Rewrite the rows below as a numbered list, dropping any blank lines. Leave the pictures out of your answer.

◆ **Material supplied**:
◇ ◇ ◇ ◇
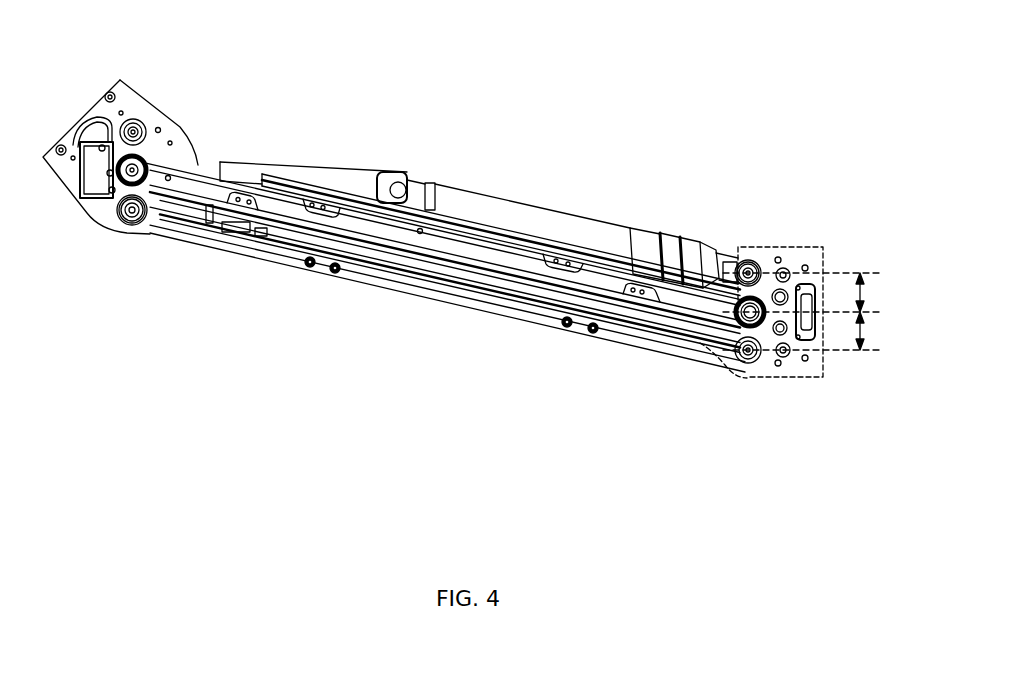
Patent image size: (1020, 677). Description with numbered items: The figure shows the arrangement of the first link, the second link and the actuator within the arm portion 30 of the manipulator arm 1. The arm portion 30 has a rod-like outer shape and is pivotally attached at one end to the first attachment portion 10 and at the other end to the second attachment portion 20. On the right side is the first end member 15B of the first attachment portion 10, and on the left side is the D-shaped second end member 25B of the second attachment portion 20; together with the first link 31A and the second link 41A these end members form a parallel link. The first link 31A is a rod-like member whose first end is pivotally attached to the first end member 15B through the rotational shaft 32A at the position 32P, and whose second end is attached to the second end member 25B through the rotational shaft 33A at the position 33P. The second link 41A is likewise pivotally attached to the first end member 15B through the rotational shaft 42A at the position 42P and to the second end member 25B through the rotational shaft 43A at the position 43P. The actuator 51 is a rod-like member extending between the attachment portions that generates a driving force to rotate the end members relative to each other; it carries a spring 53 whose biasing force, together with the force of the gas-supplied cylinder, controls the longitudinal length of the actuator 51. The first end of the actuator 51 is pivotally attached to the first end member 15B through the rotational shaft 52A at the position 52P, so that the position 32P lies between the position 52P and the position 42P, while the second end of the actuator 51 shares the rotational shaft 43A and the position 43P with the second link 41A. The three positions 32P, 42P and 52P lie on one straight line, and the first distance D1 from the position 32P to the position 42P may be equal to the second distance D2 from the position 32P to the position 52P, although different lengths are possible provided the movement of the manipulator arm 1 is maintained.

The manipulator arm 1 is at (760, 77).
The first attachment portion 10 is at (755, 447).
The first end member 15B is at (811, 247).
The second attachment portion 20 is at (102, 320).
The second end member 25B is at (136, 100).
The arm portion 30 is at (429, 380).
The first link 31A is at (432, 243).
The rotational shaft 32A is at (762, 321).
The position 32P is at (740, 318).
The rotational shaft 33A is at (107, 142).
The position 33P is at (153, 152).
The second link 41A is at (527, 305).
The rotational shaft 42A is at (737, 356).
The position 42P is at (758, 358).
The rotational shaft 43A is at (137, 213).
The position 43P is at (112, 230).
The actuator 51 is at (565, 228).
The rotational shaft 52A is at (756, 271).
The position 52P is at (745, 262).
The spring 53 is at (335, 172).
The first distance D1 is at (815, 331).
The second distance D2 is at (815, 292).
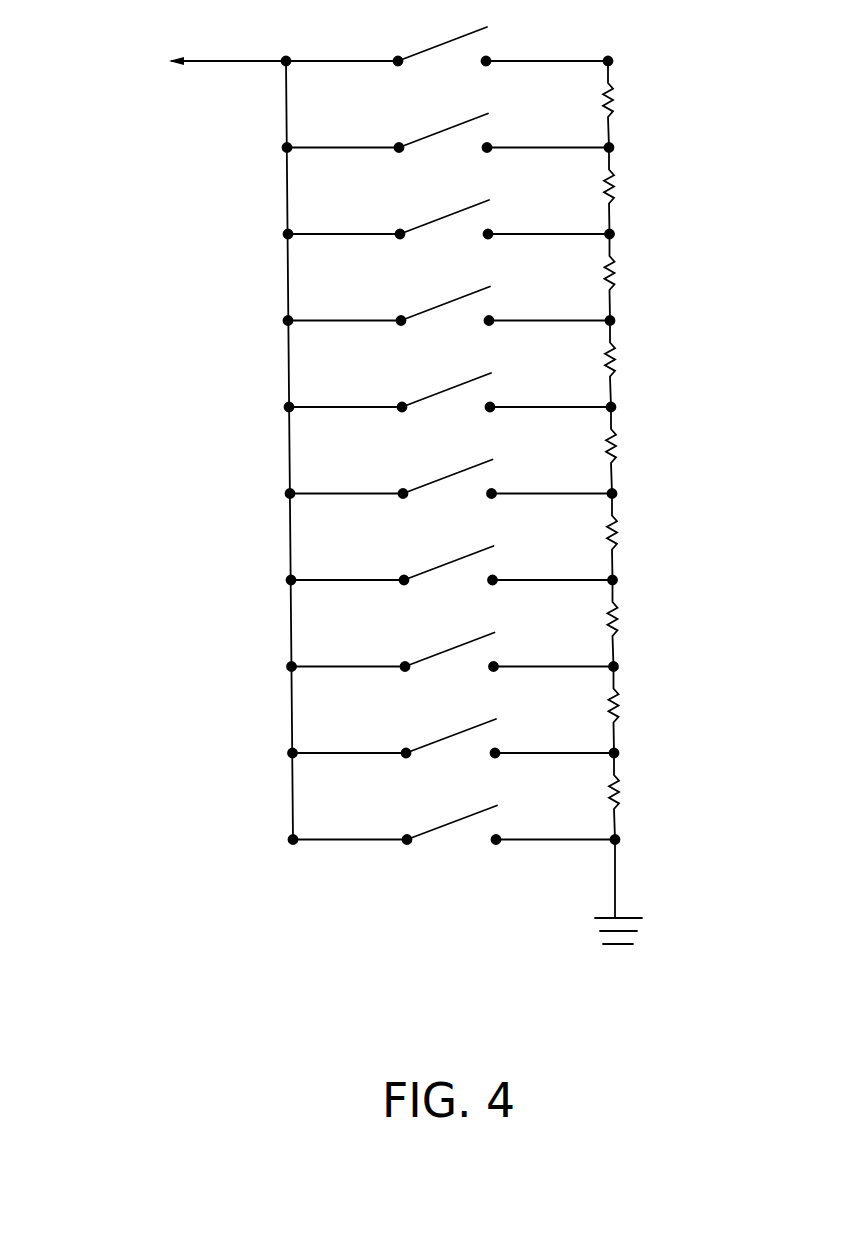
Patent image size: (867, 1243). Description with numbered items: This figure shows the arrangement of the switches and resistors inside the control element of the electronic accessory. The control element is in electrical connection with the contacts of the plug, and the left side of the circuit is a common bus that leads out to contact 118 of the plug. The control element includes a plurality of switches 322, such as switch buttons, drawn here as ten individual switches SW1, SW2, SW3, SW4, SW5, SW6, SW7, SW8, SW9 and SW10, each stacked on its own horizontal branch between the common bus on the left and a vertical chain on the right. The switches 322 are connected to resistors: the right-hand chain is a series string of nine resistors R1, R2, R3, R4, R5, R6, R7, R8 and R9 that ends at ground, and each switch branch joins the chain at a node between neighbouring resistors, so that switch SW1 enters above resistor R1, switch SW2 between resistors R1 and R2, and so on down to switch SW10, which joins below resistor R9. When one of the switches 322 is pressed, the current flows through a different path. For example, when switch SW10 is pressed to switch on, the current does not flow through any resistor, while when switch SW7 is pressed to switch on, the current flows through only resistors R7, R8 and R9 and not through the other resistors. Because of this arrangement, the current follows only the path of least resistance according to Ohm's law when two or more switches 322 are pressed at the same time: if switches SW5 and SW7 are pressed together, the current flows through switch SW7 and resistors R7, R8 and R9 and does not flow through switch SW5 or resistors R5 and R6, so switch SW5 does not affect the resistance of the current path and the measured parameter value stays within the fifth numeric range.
◇ ◇ ◇ ◇
◆ **The answer**:
1. Patent image size: (1020, 677). Description with numbered items: The figure shows the arrangement of the first link, the second link and the actuator within the arm portion 30 of the manipulator arm 1. The arm portion 30 has a rod-like outer shape and is pivotally attached at one end to the first attachment portion 10 and at the other end to the second attachment portion 20. On the right side is the first end member 15B of the first attachment portion 10, and on the left side is the D-shaped second end member 25B of the second attachment portion 20; together with the first link 31A and the second link 41A these end members form a parallel link. The first link 31A is a rod-like member whose first end is pivotally attached to the first end member 15B through the rotational shaft 32A at the position 32P, and whose second end is attached to the second end member 25B through the rotational shaft 33A at the position 33P. The second link 41A is likewise pivotally attached to the first end member 15B through the rotational shaft 42A at the position 42P and to the second end member 25B through the rotational shaft 43A at the position 43P. The actuator 51 is a rod-like member extending between the attachment portions that generates a driving force to rotate the end members relative to each other; it carries a spring 53 whose biasing force, together with the force of the gas-supplied cylinder, controls the longitudinal length of the actuator 51. The first end of the actuator 51 is pivotally attached to the first end member 15B through the rotational shaft 52A at the position 52P, so that the position 32P lies between the position 52P and the position 42P, while the second end of the actuator 51 shares the rotational shaft 43A and the position 43P with the second link 41A. The three positions 32P, 42P and 52P lie on one straight line, and the first distance D1 from the position 32P to the position 42P may be equal to the second distance D2 from the position 32P to the position 52P, although different lengths are possible provided the movement of the manipulator arm 1 is maintained.
2. The manipulator arm 1 is at (760, 77).
3. The first attachment portion 10 is at (755, 447).
4. The first end member 15B is at (811, 247).
5. The second attachment portion 20 is at (102, 320).
6. The second end member 25B is at (136, 100).
7. The arm portion 30 is at (429, 380).
8. The first link 31A is at (432, 243).
9. The rotational shaft 32A is at (762, 321).
10. The position 32P is at (740, 318).
11. The rotational shaft 33A is at (107, 142).
12. The position 33P is at (153, 152).
13. The second link 41A is at (527, 305).
14. The rotational shaft 42A is at (737, 356).
15. The position 42P is at (758, 358).
16. The rotational shaft 43A is at (137, 213).
17. The position 43P is at (112, 230).
18. The actuator 51 is at (565, 228).
19. The rotational shaft 52A is at (756, 271).
20. The position 52P is at (745, 262).
21. The spring 53 is at (335, 172).
22. The first distance D1 is at (815, 331).
23. The second distance D2 is at (815, 292).
24. Patent image size: (867, 1243). Description with numbered items: This figure shows the arrangement of the switches and resistors inside the control element of the electronic accessory. The control element is in electrical connection with the contacts of the plug, and the left side of the circuit is a common bus that leads out to contact 118 of the plug. The control element includes a plurality of switches 322, such as switch buttons, drawn here as ten individual switches SW1, SW2, SW3, SW4, SW5, SW6, SW7, SW8, SW9 and SW10, each stacked on its own horizontal branch between the common bus on the left and a vertical chain on the right. The switches 322 are connected to resistors: the right-hand chain is a series string of nine resistors R1, R2, R3, R4, R5, R6, R7, R8 and R9 that ends at ground, and each switch branch joins the chain at a node between neighbouring resistors, so that switch SW1 enters above resistor R1, switch SW2 between resistors R1 and R2, and so on down to switch SW10, which joins below resistor R9. When one of the switches 322 is pressed, the current flows through a different path. For example, when switch SW10 is pressed to switch on, the current does not flow through any resistor, while when switch SW7 is pressed to switch on, the current flows through only resistors R7, R8 and R9 and not through the other resistors. Because of this arrangement, the current follows only the path of least resistance according to Ohm's law when two or more switches 322 are pressed at the same time: if switches SW5 and SW7 are pressed together, the current flows through switch SW7 and resistors R7, R8 and R9 and does not flow through switch SW5 or resistors R5 and R6, so switch SW5 does not affect the resistance of the current path and the measured parameter value stays within the fifth numeric range.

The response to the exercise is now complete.